■ **Cosa fare**:
Trascrivi fedelmente il passo del testo su Taiwan e la Cina compreso tra "Eccoci nuovamente qui, pronti" e "gli interessi economici.", estremi inclusi.

■ **Estratto della pagina**:
┄┄┄┄┄┄┄┄┄┄┄┄┄┄┄┄┄┄┄┄

L’ansia di Taiwan nei confronti della Repubblica Popolare Cinese: cresce la tensione nell’Indo-Pacifico.

Eccoci nuovamente qui, pronti per il nostro solito appuntamento mensile. Oggi faremo un po’ di ‘snorkeling geopolitico’ e ci immergeremo nelle caldissime acque che separano Taiwan dalla Cina continentale.

Taiwan: i rapporti con la comunità internazionale

La comunità internazionale, obbligata nel bene o nel male a tenersi buono il paese del Dragone, applica la politica dell’Unica Cina, riconoscendo ufficialmente solo la Repubblica Popolare Cinese. Eppure Taiwan è uno Stato a tutti gli effetti, tanto che batte moneta e intavola relazioni diplomatiche con quasi tutti i partner occidentali. Lo stesso governo dell’Isola, per mantenere la distanza dalla Cina comunista, si definisce e si comporta da stato occidentale. Anche se, ovviamente, non è solo una questione di contrapposizione di ideali e principi politici; c’entrano anche, soprattutto gli interessi economici.

┄┄┄┄┄┄┄┄┄┄┄┄┄┄┄┄┄┄┄┄

■ **Dati disponibili**:
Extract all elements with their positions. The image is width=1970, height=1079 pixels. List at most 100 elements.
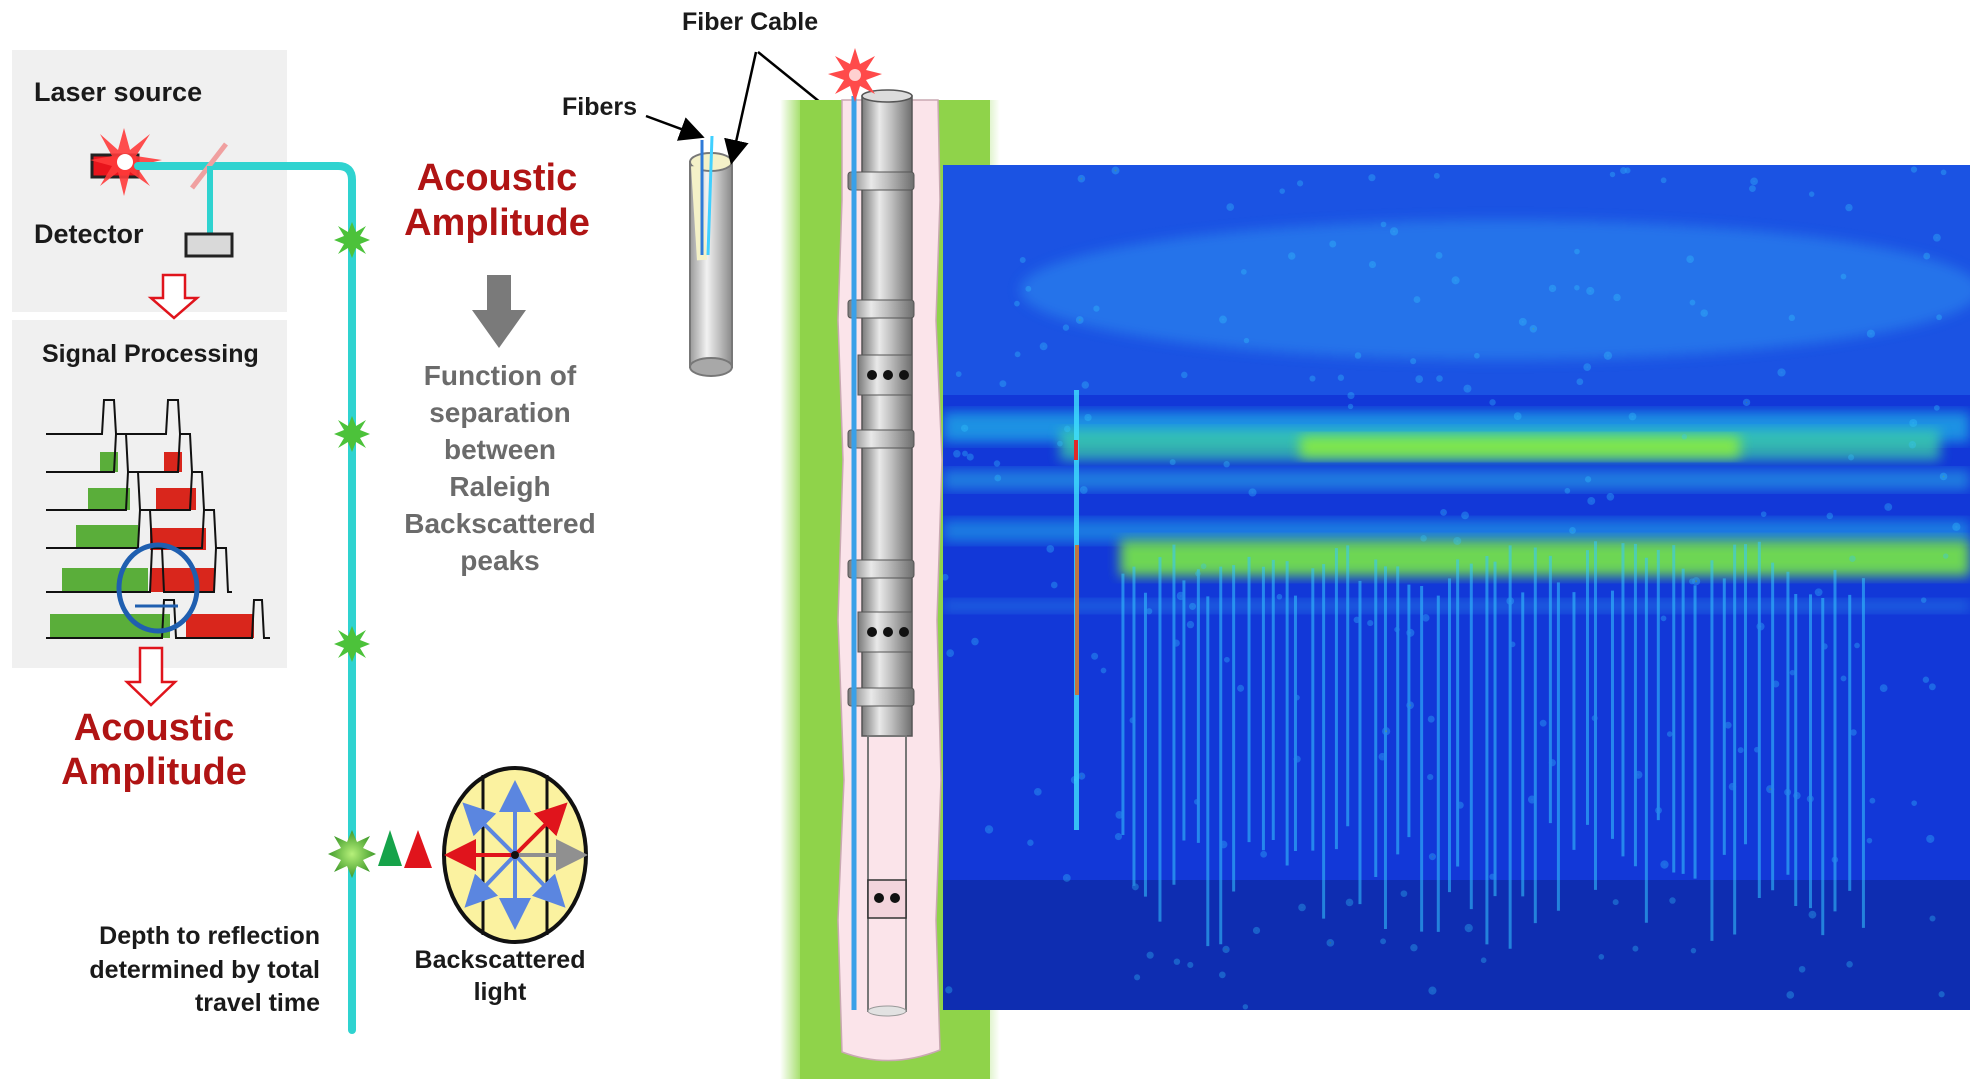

┄┄┄┄┄┄┄┄┄┄┄┄┄┄┄┄┄┄┄┄

■ **Soluzione del compito**:
Eccoci nuovamente qui, pronti per il nostro solito appuntamento mensile. Oggi faremo un po’ di ‘snorkeling geopolitico’ e ci immergeremo nelle caldissime acque che separano Taiwan dalla Cina continentale.

Taiwan: i rapporti con la comunità internazionale

La comunità internazionale, obbligata nel bene o nel male a tenersi buono il paese del Dragone, applica la politica dell’Unica Cina, riconoscendo ufficialmente solo la Repubblica Popolare Cinese. Eppure Taiwan è uno Stato a tutti gli effetti, tanto che batte moneta e intavola relazioni diplomatiche con quasi tutti i partner occidentali. Lo stesso governo dell’Isola, per mantenere la distanza dalla Cina comunista, si definisce e si comporta da stato occidentale. Anche se, ovviamente, non è solo una questione di contrapposizione di ideali e principi politici; c’entrano anche, soprattutto gli interessi economici.